Dataset records:
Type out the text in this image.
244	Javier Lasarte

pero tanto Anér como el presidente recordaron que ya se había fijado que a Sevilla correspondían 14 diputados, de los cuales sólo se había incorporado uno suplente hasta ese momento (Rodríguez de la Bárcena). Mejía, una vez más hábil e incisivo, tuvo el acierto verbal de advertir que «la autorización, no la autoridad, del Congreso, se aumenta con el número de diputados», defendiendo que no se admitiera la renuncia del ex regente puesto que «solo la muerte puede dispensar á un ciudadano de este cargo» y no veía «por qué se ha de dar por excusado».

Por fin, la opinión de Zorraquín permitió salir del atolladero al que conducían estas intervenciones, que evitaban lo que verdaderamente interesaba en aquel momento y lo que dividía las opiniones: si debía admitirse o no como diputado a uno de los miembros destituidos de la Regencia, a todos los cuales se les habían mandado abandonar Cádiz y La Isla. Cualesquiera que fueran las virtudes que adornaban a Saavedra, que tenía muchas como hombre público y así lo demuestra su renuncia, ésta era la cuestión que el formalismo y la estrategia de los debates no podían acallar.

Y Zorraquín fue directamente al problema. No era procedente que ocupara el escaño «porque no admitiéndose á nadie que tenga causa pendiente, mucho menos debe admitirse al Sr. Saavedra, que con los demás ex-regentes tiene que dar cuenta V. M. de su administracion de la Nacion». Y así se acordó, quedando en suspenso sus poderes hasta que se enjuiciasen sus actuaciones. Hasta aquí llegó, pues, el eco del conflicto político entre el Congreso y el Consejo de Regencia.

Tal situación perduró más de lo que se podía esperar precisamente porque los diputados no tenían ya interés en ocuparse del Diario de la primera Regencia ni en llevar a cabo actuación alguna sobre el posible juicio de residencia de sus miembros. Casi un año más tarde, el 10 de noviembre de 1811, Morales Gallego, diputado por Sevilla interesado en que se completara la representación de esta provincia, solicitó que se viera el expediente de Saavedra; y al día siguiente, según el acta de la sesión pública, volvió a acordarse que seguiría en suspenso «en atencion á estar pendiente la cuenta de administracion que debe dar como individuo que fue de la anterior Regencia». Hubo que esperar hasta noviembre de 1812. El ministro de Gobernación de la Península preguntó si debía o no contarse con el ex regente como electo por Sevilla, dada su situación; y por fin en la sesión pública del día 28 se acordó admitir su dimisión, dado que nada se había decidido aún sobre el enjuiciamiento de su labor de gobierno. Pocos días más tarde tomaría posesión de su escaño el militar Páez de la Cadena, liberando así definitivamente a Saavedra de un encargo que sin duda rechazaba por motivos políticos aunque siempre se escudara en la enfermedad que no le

**WORK TO DO:** Write out the material from the first line to the last, exactly.

**THE OUTPUT:**
Type out the text in this image.
244	Javier Lasarte

pero tanto Anér como el presidente recordaron que ya se había fijado que a Sevilla correspondían 14 diputados, de los cuales sólo se había incorporado uno suplente hasta ese momento (Rodríguez de la Bárcena). Mejía, una vez más hábil e incisivo, tuvo el acierto verbal de advertir que «la autorización, no la autoridad, del Congreso, se aumenta con el número de diputados», defendiendo que no se admitiera la renuncia del ex regente puesto que «solo la muerte puede dispensar á un ciudadano de este cargo» y no veía «por qué se ha de dar por excusado».

Por fin, la opinión de Zorraquín permitió salir del atolladero al que conducían estas intervenciones, que evitaban lo que verdaderamente interesaba en aquel momento y lo que dividía las opiniones: si debía admitirse o no como diputado a uno de los miembros destituidos de la Regencia, a todos los cuales se les habían mandado abandonar Cádiz y La Isla. Cualesquiera que fueran las virtudes que adornaban a Saavedra, que tenía muchas como hombre público y así lo demuestra su renuncia, ésta era la cuestión que el formalismo y la estrategia de los debates no podían acallar.

Y Zorraquín fue directamente al problema. No era procedente que ocupara el escaño «porque no admitiéndose á nadie que tenga causa pendiente, mucho menos debe admitirse al Sr. Saavedra, que con los demás ex-regentes tiene que dar cuenta V. M. de su administracion de la Nacion». Y así se acordó, quedando en suspenso sus poderes hasta que se enjuiciasen sus actuaciones. Hasta aquí llegó, pues, el eco del conflicto político entre el Congreso y el Consejo de Regencia.

Tal situación perduró más de lo que se podía esperar precisamente porque los diputados no tenían ya interés en ocuparse del Diario de la primera Regencia ni en llevar a cabo actuación alguna sobre el posible juicio de residencia de sus miembros. Casi un año más tarde, el 10 de noviembre de 1811, Morales Gallego, diputado por Sevilla interesado en que se completara la representación de esta provincia, solicitó que se viera el expediente de Saavedra; y al día siguiente, según el acta de la sesión pública, volvió a acordarse que seguiría en suspenso «en atencion á estar pendiente la cuenta de administracion que debe dar como individuo que fue de la anterior Regencia». Hubo que esperar hasta noviembre de 1812. El ministro de Gobernación de la Península preguntó si debía o no contarse con el ex regente como electo por Sevilla, dada su situación; y por fin en la sesión pública del día 28 se acordó admitir su dimisión, dado que nada se había decidido aún sobre el enjuiciamiento de su labor de gobierno. Pocos días más tarde tomaría posesión de su escaño el militar Páez de la Cadena, liberando así definitivamente a Saavedra de un encargo que sin duda rechazaba por motivos políticos aunque siempre se escudara en la enfermedad que no le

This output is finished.